GOAL OF THE EXERCISE. Revise the rows from the start of the records through the line containing "267 915 284</box>", replacing "Annotate" with "Label" and leaving everything else unchanged.

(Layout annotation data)
▬▬▬

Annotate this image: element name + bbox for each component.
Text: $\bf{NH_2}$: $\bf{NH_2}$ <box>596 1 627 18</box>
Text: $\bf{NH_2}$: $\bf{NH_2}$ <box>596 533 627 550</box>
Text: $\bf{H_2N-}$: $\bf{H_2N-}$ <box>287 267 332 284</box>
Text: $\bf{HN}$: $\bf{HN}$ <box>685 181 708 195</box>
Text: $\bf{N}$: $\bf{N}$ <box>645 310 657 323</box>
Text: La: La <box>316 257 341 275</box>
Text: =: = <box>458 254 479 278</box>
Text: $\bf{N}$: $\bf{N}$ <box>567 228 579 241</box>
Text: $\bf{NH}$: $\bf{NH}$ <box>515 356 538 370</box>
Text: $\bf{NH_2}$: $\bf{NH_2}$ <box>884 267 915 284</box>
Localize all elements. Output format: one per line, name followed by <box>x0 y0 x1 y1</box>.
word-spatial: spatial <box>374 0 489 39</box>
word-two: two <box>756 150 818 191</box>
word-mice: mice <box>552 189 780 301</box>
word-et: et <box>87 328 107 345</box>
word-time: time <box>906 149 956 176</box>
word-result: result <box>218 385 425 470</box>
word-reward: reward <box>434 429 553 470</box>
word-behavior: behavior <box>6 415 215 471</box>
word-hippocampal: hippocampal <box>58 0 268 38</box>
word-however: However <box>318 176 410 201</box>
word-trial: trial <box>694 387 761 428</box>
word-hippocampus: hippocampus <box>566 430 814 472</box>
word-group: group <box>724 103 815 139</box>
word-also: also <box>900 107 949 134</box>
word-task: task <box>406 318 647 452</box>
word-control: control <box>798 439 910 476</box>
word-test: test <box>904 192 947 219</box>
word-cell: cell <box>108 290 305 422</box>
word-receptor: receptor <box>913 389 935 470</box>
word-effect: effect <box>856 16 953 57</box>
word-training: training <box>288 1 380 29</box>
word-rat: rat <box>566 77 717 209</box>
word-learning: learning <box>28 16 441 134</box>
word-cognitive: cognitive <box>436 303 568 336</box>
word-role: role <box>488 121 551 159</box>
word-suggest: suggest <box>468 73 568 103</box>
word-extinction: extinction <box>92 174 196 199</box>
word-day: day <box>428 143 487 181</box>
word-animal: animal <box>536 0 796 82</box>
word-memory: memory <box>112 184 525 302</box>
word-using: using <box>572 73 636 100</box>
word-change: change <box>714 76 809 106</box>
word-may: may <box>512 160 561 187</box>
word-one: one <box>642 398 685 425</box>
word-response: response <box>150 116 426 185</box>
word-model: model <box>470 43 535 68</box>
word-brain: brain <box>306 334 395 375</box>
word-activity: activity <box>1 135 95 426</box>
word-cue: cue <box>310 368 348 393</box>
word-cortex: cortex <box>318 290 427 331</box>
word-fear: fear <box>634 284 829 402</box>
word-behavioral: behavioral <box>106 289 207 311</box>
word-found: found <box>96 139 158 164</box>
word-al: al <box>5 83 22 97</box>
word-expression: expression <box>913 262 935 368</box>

▬▬▬

WRITTEN SOLUTION.
Label this image: element name + bbox for each component.
Text: $\bf{NH_2}$: $\bf{NH_2}$ <box>596 1 627 18</box>
Text: $\bf{NH_2}$: $\bf{NH_2}$ <box>596 533 627 550</box>
Text: $\bf{H_2N-}$: $\bf{H_2N-}$ <box>287 267 332 284</box>
Text: $\bf{HN}$: $\bf{HN}$ <box>685 181 708 195</box>
Text: $\bf{N}$: $\bf{N}$ <box>645 310 657 323</box>
Text: La: La <box>316 257 341 275</box>
Text: =: = <box>458 254 479 278</box>
Text: $\bf{N}$: $\bf{N}$ <box>567 228 579 241</box>
Text: $\bf{NH}$: $\bf{NH}$ <box>515 356 538 370</box>
Text: $\bf{NH_2}$: $\bf{NH_2}$ <box>884 267 915 284</box>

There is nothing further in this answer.